Your instructions
Pick out each line with the word "особливості" from the material that follows.

# Start of Rows

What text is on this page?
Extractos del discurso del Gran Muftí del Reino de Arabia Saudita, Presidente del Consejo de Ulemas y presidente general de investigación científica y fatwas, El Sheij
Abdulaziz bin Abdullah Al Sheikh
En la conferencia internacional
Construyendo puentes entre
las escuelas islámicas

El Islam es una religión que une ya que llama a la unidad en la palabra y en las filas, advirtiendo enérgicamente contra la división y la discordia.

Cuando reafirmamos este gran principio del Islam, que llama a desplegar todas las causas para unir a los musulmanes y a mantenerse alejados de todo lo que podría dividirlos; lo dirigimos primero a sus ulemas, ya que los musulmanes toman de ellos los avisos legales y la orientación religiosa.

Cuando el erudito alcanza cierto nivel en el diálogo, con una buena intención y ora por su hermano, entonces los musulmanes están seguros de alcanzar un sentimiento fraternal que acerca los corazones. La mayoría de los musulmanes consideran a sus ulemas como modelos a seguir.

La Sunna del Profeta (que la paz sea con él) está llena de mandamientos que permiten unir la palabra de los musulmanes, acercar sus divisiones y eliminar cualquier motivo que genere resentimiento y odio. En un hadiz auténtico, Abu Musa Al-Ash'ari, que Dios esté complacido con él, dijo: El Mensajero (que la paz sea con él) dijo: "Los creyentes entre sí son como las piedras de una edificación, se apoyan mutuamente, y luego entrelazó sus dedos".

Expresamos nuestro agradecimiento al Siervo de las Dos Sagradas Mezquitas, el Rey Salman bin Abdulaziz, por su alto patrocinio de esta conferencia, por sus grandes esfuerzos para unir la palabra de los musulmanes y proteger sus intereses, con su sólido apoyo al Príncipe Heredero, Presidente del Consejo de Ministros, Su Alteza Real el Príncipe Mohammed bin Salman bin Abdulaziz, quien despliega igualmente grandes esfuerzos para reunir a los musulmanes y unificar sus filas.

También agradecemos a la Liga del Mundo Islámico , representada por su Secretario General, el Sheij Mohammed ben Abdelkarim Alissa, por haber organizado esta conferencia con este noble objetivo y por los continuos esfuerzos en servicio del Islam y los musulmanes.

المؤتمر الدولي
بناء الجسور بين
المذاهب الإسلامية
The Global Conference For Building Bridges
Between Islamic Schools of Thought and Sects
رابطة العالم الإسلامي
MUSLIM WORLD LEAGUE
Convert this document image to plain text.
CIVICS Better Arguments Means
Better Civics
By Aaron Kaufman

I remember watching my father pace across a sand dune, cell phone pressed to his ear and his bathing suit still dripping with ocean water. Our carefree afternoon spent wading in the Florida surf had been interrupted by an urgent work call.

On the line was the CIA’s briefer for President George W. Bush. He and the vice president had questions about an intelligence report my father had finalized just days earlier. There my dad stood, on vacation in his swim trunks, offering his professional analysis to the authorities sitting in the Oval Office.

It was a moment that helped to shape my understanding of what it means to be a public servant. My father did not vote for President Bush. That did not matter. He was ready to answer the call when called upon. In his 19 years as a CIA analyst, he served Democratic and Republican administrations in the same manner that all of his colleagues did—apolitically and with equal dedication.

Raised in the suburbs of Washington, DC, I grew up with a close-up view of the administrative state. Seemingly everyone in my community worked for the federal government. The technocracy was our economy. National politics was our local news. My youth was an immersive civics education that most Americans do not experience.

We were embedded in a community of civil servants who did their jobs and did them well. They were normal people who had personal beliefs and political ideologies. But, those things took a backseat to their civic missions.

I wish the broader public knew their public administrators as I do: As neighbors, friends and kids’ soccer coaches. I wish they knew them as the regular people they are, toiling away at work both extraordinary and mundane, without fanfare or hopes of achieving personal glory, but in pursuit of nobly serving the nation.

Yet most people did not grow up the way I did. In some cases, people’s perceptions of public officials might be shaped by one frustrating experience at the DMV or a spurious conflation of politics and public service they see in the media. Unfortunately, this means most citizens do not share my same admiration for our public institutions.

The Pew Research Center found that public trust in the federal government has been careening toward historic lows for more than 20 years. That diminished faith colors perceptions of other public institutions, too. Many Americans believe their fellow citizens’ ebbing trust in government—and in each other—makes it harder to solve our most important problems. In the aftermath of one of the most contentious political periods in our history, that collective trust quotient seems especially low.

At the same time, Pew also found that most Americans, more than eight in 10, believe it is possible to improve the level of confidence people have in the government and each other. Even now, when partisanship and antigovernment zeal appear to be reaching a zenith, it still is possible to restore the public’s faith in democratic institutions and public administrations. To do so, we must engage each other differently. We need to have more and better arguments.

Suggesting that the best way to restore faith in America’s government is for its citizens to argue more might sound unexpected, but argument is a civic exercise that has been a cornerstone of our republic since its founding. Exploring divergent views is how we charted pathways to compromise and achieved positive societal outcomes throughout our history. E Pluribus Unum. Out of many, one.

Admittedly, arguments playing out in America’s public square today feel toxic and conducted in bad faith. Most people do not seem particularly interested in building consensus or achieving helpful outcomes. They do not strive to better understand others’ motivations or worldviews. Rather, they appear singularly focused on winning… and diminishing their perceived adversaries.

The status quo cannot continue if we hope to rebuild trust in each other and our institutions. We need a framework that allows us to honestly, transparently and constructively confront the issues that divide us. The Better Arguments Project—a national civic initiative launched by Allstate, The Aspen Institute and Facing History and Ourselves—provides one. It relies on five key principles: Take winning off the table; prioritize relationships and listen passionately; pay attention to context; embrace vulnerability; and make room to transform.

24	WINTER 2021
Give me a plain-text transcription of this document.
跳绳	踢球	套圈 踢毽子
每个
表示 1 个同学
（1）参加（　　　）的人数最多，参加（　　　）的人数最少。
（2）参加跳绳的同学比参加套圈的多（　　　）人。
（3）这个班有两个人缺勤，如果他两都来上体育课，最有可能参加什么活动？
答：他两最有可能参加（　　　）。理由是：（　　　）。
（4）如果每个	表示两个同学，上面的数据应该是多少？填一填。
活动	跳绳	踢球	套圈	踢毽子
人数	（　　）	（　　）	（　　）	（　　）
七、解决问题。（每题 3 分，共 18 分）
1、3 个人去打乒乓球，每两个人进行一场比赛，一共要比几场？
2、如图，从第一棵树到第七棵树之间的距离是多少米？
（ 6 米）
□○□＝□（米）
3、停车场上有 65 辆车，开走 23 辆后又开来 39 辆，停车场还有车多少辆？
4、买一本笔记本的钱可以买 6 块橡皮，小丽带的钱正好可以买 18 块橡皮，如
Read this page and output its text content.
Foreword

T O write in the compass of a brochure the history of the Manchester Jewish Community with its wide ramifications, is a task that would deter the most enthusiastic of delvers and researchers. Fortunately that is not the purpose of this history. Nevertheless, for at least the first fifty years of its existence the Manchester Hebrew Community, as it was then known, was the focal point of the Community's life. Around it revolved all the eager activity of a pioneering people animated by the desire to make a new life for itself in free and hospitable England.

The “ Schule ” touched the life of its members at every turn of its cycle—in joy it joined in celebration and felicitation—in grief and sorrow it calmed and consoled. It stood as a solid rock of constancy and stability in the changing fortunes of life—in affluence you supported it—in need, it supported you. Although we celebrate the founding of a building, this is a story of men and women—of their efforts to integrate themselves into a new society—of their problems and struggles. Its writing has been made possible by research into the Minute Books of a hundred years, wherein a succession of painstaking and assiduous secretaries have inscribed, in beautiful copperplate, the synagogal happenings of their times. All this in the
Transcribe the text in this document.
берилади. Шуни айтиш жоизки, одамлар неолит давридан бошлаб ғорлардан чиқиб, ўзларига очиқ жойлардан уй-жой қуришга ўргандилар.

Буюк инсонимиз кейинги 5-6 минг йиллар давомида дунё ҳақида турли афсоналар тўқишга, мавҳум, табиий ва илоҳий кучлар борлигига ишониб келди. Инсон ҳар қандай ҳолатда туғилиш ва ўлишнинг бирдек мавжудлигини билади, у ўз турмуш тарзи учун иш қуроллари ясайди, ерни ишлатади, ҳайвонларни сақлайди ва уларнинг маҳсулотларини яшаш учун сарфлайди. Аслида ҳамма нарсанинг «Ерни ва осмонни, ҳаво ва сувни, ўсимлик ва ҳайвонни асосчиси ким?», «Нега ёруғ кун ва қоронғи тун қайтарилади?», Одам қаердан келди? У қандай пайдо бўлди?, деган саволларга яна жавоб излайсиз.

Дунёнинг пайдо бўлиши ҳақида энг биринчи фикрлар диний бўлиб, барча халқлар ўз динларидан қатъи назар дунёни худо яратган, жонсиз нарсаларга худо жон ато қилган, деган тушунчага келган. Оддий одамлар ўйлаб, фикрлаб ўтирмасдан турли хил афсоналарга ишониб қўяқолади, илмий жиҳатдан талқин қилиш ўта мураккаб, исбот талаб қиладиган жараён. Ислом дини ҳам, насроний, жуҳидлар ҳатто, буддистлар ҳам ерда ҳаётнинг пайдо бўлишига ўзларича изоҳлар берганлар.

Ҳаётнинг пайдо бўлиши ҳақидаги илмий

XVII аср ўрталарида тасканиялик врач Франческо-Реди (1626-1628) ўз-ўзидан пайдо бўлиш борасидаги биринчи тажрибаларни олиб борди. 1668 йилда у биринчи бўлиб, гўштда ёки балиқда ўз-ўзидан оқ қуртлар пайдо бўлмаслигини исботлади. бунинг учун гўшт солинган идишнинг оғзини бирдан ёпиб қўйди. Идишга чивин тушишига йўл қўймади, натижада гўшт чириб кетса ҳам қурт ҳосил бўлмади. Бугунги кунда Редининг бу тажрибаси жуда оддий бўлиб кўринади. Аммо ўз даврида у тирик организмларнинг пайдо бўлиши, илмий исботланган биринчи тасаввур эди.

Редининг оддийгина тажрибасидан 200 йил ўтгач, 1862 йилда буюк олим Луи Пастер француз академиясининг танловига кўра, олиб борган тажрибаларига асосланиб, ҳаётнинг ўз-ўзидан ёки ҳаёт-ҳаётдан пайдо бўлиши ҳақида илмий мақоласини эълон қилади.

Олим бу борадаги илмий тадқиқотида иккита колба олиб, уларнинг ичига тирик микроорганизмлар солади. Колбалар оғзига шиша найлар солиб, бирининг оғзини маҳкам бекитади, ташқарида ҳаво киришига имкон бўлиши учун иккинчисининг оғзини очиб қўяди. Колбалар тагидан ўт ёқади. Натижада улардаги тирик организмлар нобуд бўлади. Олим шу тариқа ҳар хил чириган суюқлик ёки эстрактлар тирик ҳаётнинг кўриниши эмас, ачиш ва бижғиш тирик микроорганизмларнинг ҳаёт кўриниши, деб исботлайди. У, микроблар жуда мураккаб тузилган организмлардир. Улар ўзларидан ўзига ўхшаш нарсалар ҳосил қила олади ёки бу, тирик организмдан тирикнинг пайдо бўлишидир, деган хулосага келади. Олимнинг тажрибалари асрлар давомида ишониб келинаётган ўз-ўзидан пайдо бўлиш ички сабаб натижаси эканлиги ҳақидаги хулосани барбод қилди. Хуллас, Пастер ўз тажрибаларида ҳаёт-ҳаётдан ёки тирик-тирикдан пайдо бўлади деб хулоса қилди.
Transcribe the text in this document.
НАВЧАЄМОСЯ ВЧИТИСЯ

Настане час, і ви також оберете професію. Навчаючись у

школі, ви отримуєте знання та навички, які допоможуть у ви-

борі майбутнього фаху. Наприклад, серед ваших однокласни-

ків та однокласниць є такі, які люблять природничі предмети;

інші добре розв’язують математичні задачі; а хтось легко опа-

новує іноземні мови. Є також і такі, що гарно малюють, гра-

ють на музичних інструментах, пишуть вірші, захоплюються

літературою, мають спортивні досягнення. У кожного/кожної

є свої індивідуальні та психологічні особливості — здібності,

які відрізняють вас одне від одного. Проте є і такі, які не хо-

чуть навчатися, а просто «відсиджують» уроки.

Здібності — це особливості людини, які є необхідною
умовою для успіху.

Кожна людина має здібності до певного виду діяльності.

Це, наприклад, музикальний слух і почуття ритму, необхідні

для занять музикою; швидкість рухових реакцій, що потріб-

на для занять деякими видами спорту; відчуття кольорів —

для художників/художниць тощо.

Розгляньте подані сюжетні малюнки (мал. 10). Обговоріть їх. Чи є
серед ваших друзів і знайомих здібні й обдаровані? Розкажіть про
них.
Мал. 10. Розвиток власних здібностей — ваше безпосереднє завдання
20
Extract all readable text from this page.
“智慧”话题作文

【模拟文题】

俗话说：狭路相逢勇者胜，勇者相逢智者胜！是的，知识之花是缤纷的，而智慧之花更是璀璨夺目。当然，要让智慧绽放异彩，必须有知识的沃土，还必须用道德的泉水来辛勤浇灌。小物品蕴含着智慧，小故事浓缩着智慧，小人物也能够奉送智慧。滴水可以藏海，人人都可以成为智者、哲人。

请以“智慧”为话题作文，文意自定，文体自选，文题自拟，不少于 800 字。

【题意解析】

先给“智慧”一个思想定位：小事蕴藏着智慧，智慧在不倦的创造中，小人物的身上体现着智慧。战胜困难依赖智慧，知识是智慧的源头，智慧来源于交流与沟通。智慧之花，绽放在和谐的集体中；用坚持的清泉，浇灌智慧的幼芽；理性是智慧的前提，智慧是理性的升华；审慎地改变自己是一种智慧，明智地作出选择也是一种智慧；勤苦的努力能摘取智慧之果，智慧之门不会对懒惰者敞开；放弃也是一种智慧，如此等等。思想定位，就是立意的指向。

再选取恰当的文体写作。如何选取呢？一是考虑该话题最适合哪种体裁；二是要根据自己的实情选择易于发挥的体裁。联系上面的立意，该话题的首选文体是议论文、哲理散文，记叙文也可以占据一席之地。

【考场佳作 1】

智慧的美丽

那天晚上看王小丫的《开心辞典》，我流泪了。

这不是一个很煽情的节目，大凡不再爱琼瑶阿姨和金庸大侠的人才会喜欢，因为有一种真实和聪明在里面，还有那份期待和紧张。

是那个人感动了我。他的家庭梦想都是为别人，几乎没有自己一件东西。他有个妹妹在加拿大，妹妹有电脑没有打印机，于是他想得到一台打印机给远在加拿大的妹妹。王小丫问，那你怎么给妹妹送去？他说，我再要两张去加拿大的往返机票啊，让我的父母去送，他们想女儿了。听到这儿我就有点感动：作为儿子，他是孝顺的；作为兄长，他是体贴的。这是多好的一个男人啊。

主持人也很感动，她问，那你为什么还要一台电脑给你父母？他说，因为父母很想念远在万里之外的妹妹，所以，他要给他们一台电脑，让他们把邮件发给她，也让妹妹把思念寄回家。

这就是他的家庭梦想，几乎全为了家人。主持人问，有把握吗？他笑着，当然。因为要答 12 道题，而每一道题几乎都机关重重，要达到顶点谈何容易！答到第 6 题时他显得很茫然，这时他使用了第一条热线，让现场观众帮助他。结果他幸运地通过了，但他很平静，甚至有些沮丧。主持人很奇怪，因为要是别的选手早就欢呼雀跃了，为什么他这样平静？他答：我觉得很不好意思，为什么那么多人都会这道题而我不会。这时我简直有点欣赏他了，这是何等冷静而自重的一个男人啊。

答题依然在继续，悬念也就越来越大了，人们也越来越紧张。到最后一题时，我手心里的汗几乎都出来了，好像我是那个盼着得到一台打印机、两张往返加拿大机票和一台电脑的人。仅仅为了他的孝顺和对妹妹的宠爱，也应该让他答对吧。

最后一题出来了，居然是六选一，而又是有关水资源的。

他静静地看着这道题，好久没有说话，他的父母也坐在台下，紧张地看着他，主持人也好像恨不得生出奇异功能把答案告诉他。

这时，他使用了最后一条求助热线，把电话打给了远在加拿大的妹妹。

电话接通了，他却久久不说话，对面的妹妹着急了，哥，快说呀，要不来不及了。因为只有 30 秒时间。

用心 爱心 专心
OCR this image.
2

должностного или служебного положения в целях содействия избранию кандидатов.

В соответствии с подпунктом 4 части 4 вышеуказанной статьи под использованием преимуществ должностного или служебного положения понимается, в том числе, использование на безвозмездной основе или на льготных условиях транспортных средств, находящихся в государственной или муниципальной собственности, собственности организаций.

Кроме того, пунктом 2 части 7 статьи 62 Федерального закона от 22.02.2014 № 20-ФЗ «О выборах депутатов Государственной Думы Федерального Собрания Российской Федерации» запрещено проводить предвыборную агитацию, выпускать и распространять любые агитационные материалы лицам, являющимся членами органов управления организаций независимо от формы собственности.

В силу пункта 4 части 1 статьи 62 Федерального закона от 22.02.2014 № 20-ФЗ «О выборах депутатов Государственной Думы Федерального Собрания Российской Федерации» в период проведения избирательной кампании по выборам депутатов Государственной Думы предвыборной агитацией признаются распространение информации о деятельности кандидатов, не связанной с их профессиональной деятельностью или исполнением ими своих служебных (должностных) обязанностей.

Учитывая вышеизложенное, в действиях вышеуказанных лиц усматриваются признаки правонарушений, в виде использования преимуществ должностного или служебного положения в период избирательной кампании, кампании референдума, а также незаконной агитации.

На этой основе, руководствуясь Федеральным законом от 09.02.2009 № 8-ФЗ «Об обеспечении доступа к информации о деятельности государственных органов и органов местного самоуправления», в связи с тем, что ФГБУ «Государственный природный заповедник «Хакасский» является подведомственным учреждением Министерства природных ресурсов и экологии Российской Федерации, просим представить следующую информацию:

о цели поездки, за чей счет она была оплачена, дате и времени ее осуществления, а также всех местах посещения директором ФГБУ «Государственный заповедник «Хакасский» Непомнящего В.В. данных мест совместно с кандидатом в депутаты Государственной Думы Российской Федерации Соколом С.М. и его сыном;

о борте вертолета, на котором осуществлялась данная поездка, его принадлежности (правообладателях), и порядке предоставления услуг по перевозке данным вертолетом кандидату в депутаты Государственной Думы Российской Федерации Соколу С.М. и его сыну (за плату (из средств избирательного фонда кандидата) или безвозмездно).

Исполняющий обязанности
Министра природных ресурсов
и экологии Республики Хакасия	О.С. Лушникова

# End of Rows

Correct response
є свої індивідуальні та психологічні особливості — здібності,
Здібності — це особливості людини, які є необхідною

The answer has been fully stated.